## TASK PROMPT:
Make an exact copy of all the material below, apart from the pictures.

======== TASK INPUTS ========

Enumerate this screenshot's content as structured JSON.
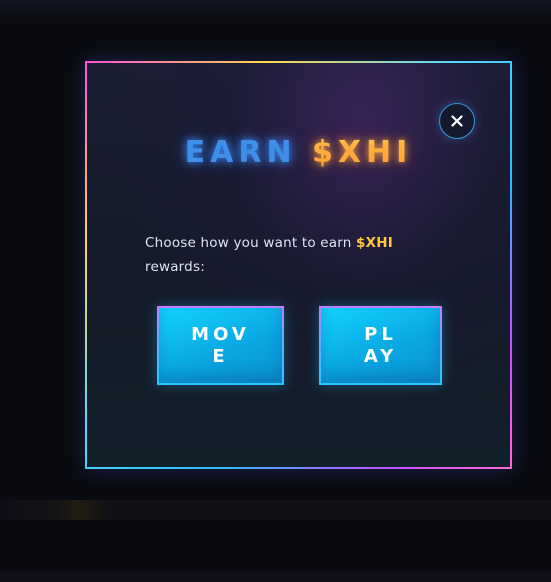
{
  "modal": {
    "title_part1": "EARN",
    "title_part2": "$XHI",
    "prompt_text": "Choose how you want to earn ",
    "prompt_token": "$XHI",
    "prompt_suffix": " rewards:",
    "close_label": "×",
    "options": {
      "move_label": "MOVE",
      "play_label": "PLAY"
    }
  },
  "colors": {
    "title_earn": "#3f8fe8",
    "title_token": "#ffb938",
    "button_fill": "#0aa8e3",
    "token_text": "#ffc83a"
  },
  "icons": {
    "close": "close-icon"
  }
}
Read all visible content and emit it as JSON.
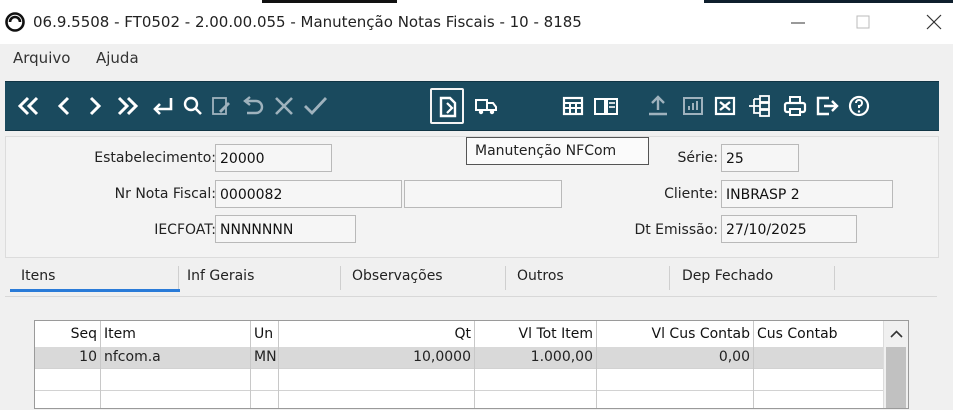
{
  "window": {
    "title": "06.9.5508 - FT0502 - 2.00.00.055 - Manutenção Notas Fiscais - 10 - 8185",
    "icon": "app-logo-icon",
    "controls": [
      "minimize-icon",
      "maximize-icon",
      "close-icon"
    ]
  },
  "menu": {
    "file": "Arquivo",
    "help": "Ajuda"
  },
  "toolbar": {
    "accent": "#1a4a5e",
    "buttons": [
      "first-icon",
      "previous-icon",
      "next-icon",
      "last-icon",
      "goto-icon",
      "search-icon",
      "edit-icon",
      "undo-icon",
      "cancel-icon",
      "confirm-icon",
      "document-icon",
      "truck-icon",
      "grid-icon",
      "book-icon",
      "upload-icon",
      "chart-icon",
      "delete-icon",
      "tree-icon",
      "print-icon",
      "exit-icon",
      "help-icon"
    ]
  },
  "tooltip": "Manutenção NFCom",
  "form": {
    "estabelecimento_label": "Estabelecimento:",
    "estabelecimento_value": "20000",
    "nota_label": "Nr Nota Fiscal:",
    "nota_value": "0000082",
    "nota_extra_value": "",
    "iecfoat_label": "IECFOAT:",
    "iecfoat_value": "NNNNNNN",
    "serie_label": "Série:",
    "serie_value": "25",
    "cliente_label": "Cliente:",
    "cliente_value": "INBRASP  2",
    "emissao_label": "Dt Emissão:",
    "emissao_value": "27/10/2025"
  },
  "tabs": [
    {
      "label": "Itens"
    },
    {
      "label": "Inf Gerais"
    },
    {
      "label": "Observações"
    },
    {
      "label": "Outros"
    },
    {
      "label": "Dep Fechado"
    }
  ],
  "grid": {
    "headers": [
      "Seq",
      "Item",
      "Un",
      "Qt",
      "Vl Tot Item",
      "Vl Cus Contab",
      "Cus Contab"
    ],
    "rows": [
      [
        "10",
        "nfcom.a",
        "MN",
        "10,0000",
        "1.000,00",
        "0,00",
        ""
      ]
    ]
  }
}
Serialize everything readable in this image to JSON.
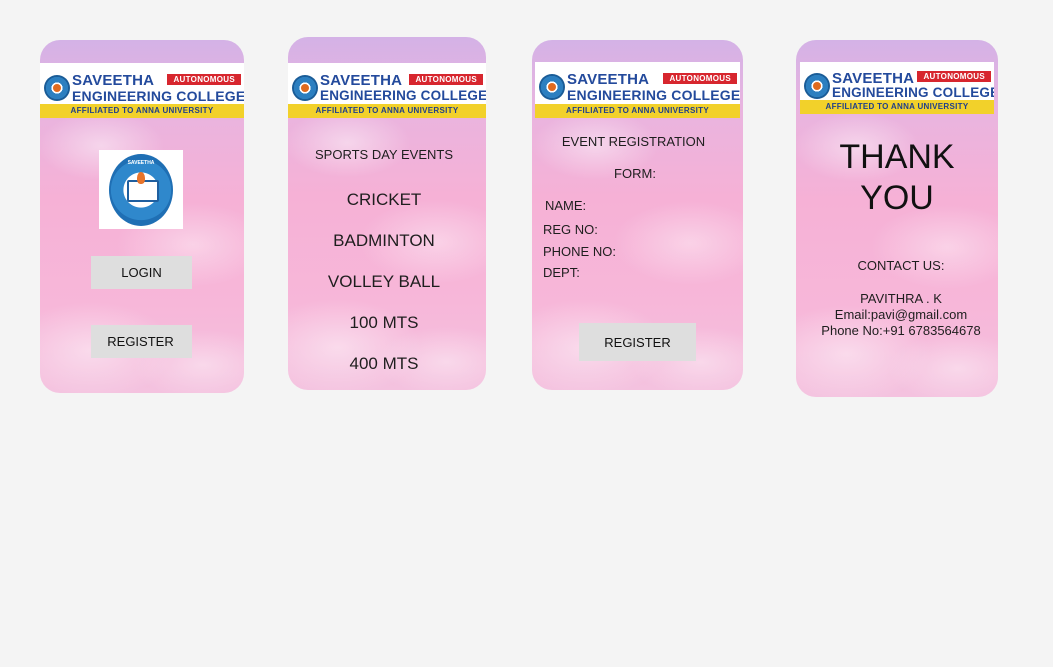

========

## COMPLETE RESPONSE:
Enumerate this screenshot's content as structured JSON.
{
  "modal": {
    "title_part1": "EARN",
    "title_part2": "$XHI",
    "prompt_text": "Choose how you want to earn ",
    "prompt_token": "$XHI",
    "prompt_suffix": " rewards:",
    "close_label": "×",
    "options": {
      "move_label": "MOVE",
      "play_label": "PLAY"
    }
  },
  "colors": {
    "title_earn": "#3f8fe8",
    "title_token": "#ffb938",
    "button_fill": "#0aa8e3",
    "token_text": "#ffc83a"
  },
  "icons": {
    "close": "close-icon"
  }
}
Read all visible content and emit it as JSON.
{
  "window": {
    "title": "06.9.5508 - FT0502 - 2.00.00.055 - Manutenção Notas Fiscais - 10 - 8185",
    "icon": "app-logo-icon",
    "controls": [
      "minimize-icon",
      "maximize-icon",
      "close-icon"
    ]
  },
  "menu": {
    "file": "Arquivo",
    "help": "Ajuda"
  },
  "toolbar": {
    "accent": "#1a4a5e",
    "buttons": [
      "first-icon",
      "previous-icon",
      "next-icon",
      "last-icon",
      "goto-icon",
      "search-icon",
      "edit-icon",
      "undo-icon",
      "cancel-icon",
      "confirm-icon",
      "document-icon",
      "truck-icon",
      "grid-icon",
      "book-icon",
      "upload-icon",
      "chart-icon",
      "delete-icon",
      "tree-icon",
      "print-icon",
      "exit-icon",
      "help-icon"
    ]
  },
  "tooltip": "Manutenção NFCom",
  "form": {
    "estabelecimento_label": "Estabelecimento:",
    "estabelecimento_value": "20000",
    "nota_label": "Nr Nota Fiscal:",
    "nota_value": "0000082",
    "nota_extra_value": "",
    "iecfoat_label": "IECFOAT:",
    "iecfoat_value": "NNNNNNN",
    "serie_label": "Série:",
    "serie_value": "25",
    "cliente_label": "Cliente:",
    "cliente_value": "INBRASP  2",
    "emissao_label": "Dt Emissão:",
    "emissao_value": "27/10/2025"
  },
  "tabs": [
    {
      "label": "Itens"
    },
    {
      "label": "Inf Gerais"
    },
    {
      "label": "Observações"
    },
    {
      "label": "Outros"
    },
    {
      "label": "Dep Fechado"
    }
  ],
  "grid": {
    "headers": [
      "Seq",
      "Item",
      "Un",
      "Qt",
      "Vl Tot Item",
      "Vl Cus Contab",
      "Cus Contab"
    ],
    "rows": [
      [
        "10",
        "nfcom.a",
        "MN",
        "10,0000",
        "1.000,00",
        "0,00",
        ""
      ]
    ]
  }
}
Serialize everything readable in this image to JSON.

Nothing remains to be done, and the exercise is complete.